● **Metin bloğu**:

Ev hapsi cezası alanlar yaşadıklarını anlatıyor

"Bize ceza verilmemiş havası yaratılıyor ama biz ceza aldık, dışarı çıkamıyoruz, ev hapsindeyiz"

Fotoğraflar: Tükenmez Haber

Boğaziçi Üniversitesi’ne, Cumhurbaşkanı Recep Tayyip Erdoğan tarafından rektör olarak Melih Bulu’nun atanmasının ardından başlayan ve yaklaşık bir aydır devam eden protesto gösterilerinde toplamda 560 kişi gözaltına alındı. Gözaltına alınanlardan 10'u hakkında tutuklama kararı çıkarken, 24 kişiye ise ev hapsi cezası verildi.

Tükenmez Haber'den Mert Gümüş, son dönemde artış gösteren 'ev hapsi' kararlarını ele aldı. Mert Gümüş, ev hapsi cezası alan öğrenci Aslı Altınok, mutfak emekçisi Göksu Uyar ve drama eğitmeni Baran Doğan'la, gözaltına alınma anı, yaşadıkları süreç ve ardından aldıkları ev hapsi cezasını konuştu.

Screenshot_1-4.png

Göksu Uyar. (Fotoğraf: Tükenmez Haber)


Boğaziçili öğrencilere destek eyleminde gözaltına alındıktan 2 gün sonra ev hapsi cezası verilen Göksu Uyar bir mutfak emekçisi. Uyar, ceza ile birlikte gelen maddi sorunları dile getirdi.

"Ev hapsindeyken geçimimi sağlayamam"

Ev hapsi cezası ile çalışmasının imkânsız olduğunu belirten Uyar, bu durumun maddi kaygıları beraberinde getirdiğini belirtti. Uyar "Ben aşçılık yapıyorum. Kısıtlamaların başından beri, her kafe-bar sektöründe çalışan gibi işsiziz yahut da zor durumlarla karşı karşıyayız. Şu an çalıştığım yerde paket servis yapılıyor. Tabi ev hapsindeyken bunu belirtip dışarı çıkabilmemizin genişletilmesine dair bir talep iletebiliyoruz. Fakat devlet onu ciddiye almıyor. Muhtemelen bu dönemde de çalışamayacağım. Evde olacağım ve maddi olarak bu durum beni çok zorlayacak. Devamlı evde olma hali zor bir durum. Ev hapsindeyken evde çocukları ya da ailemizi görebiliyoruz fakat son tahlilde evdeyiz ve geçinemiyoruz" dedi.

● **Toplanan veriler**:
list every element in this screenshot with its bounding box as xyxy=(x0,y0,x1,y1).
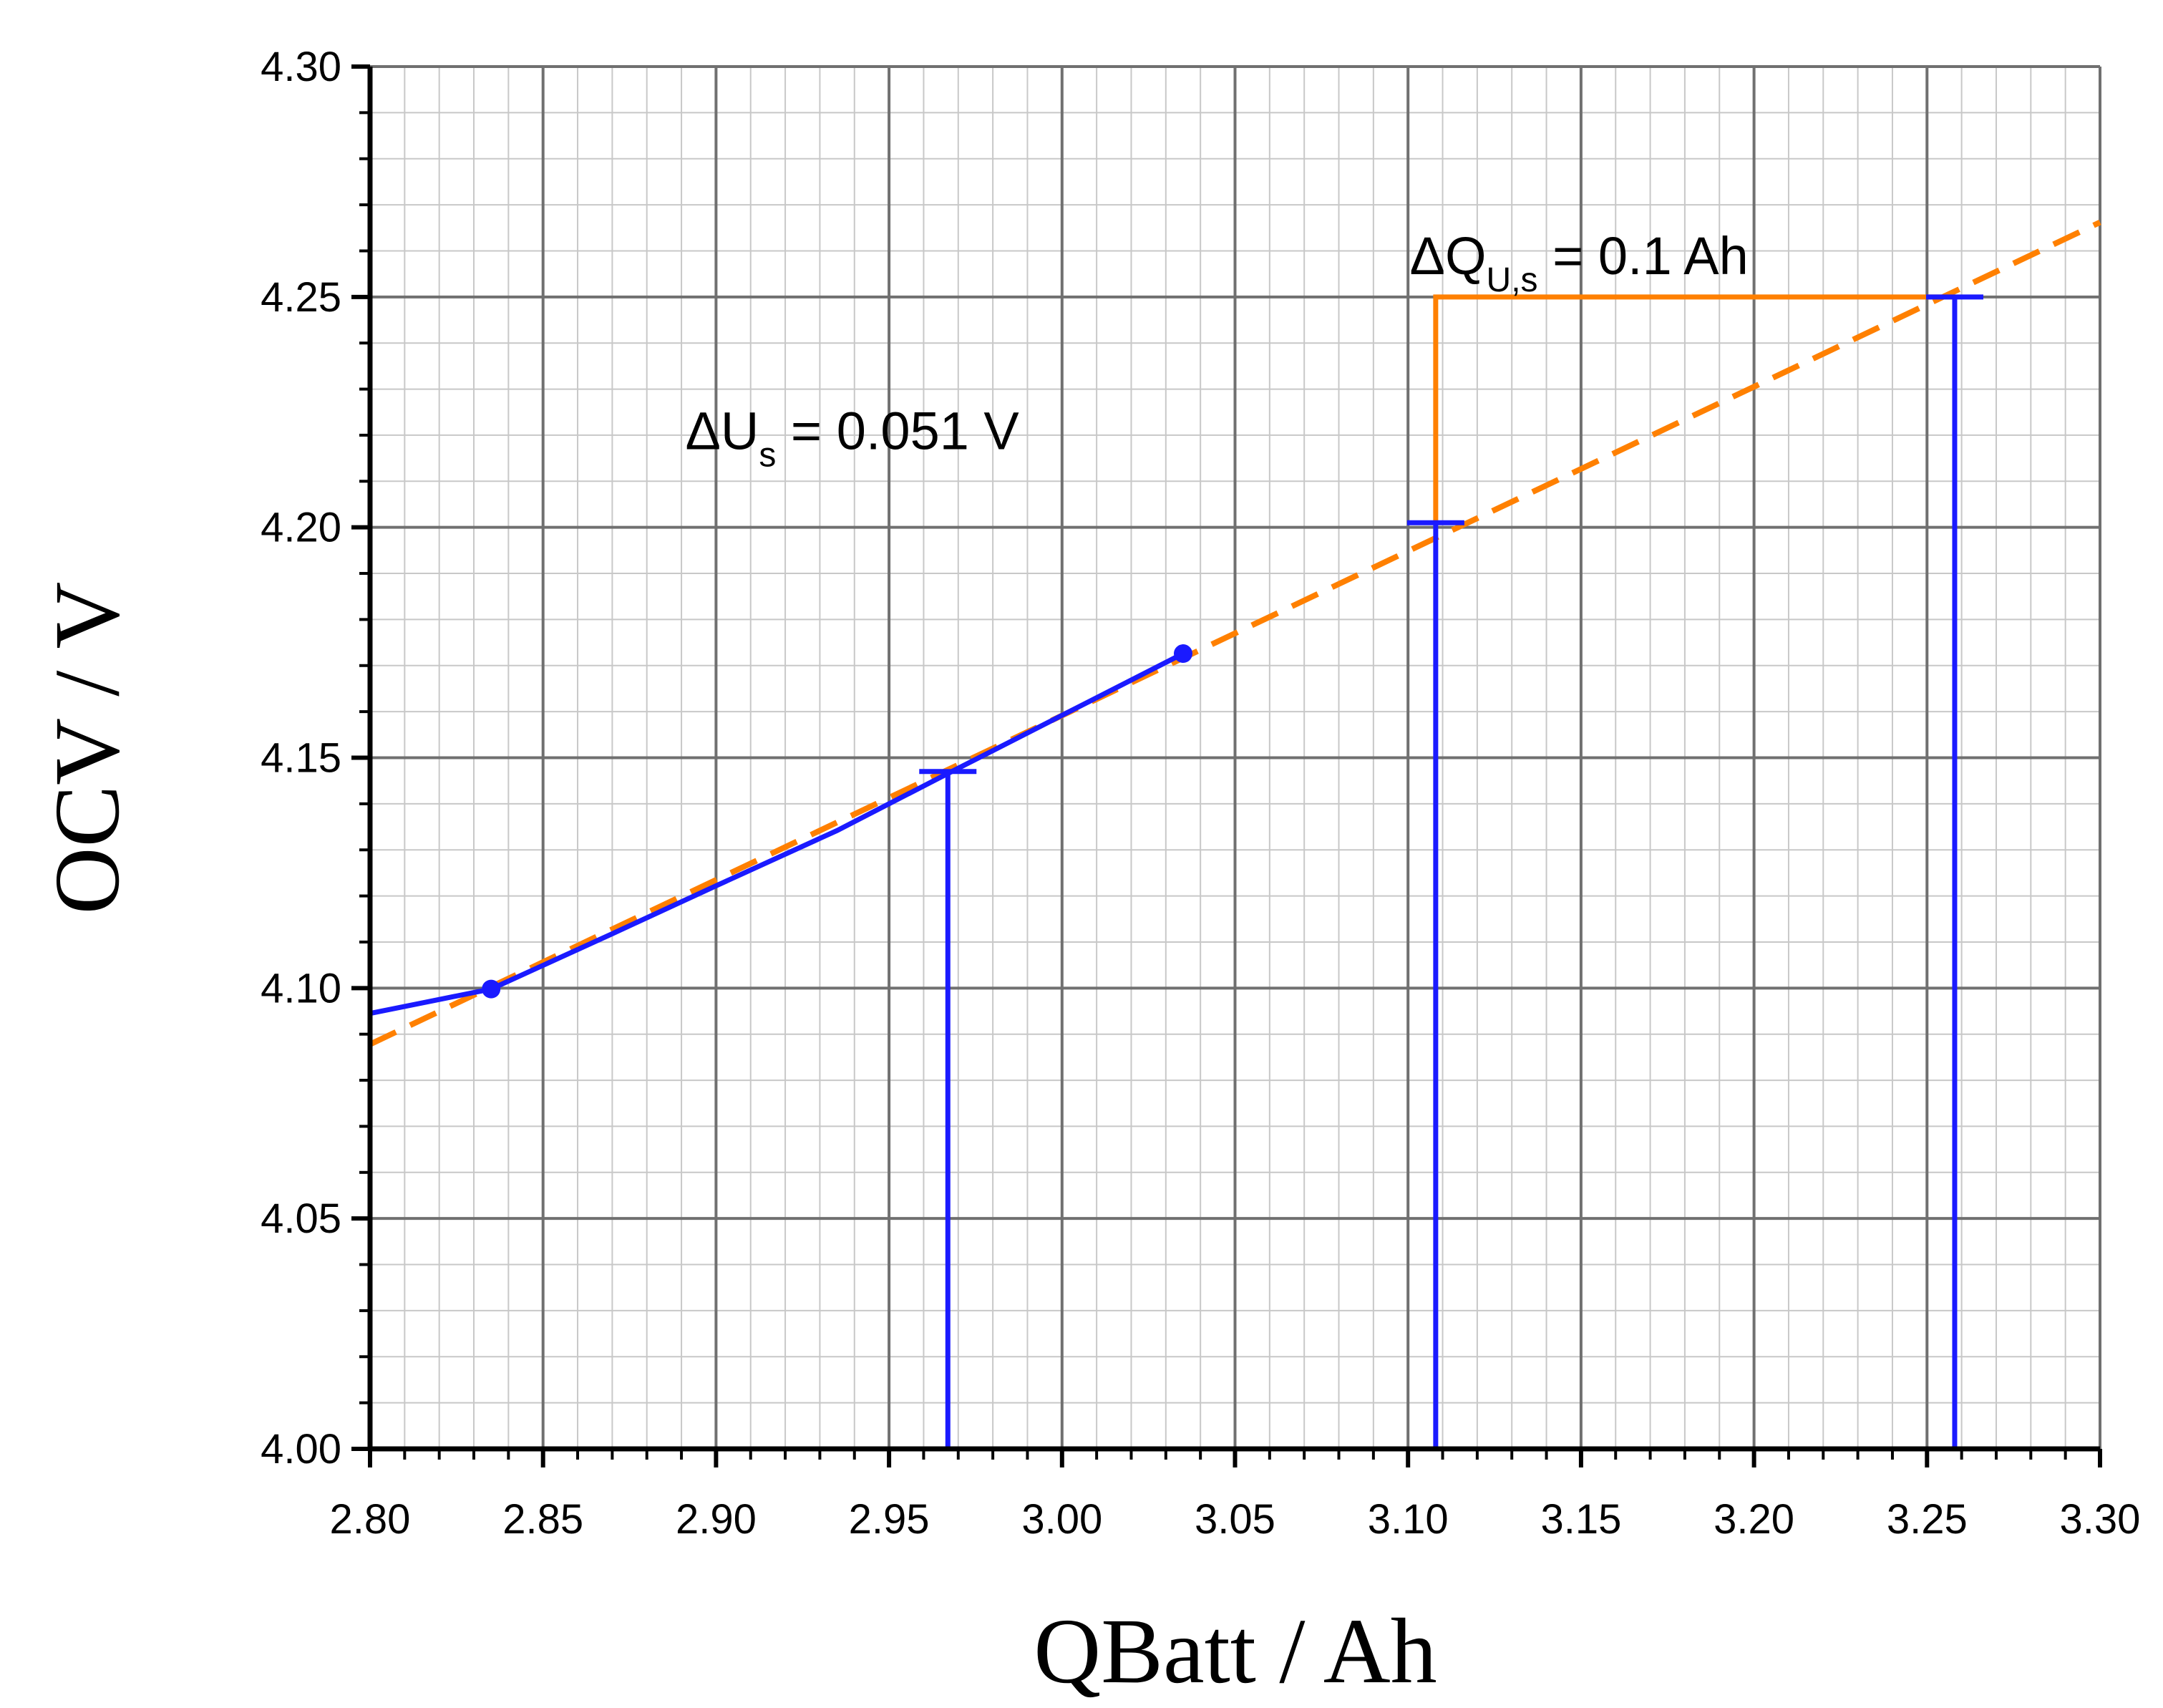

● **Görev**: Ev hapsi cezası alanları anlatan haberi lütfen son cümlesinden sonra sürdürün.

● **Göreve yanıt**:
Bir suç unsuru olmadan ceza aldıklarını söyleyen Uyar, “Kısıtlamalar var ve temeldeki itirazımız meselenin kendisinde bir suç unsuru olmamasına rağmen bu cezayı almamız” şeklinde konuştu.

"Ceza almamış gibi gösteriliyoruz fakat biz ceza aldık"

İktidarın ev hapsiyle, ceza verilmemiş gibi bir hava yarattığını söyleyen Uyar "Sonuç olarak ceza aldık, ev hapsindeyiz. Benim için temel iki mesele var: Biri geçinememek ikincisi ise ve bu durumun ceza almamış gibi gösterilmesi. Fakat biz ceza aldık” İfadelerini kullandı.

"İlk 6 saati ters kelepçe ile geçirdik"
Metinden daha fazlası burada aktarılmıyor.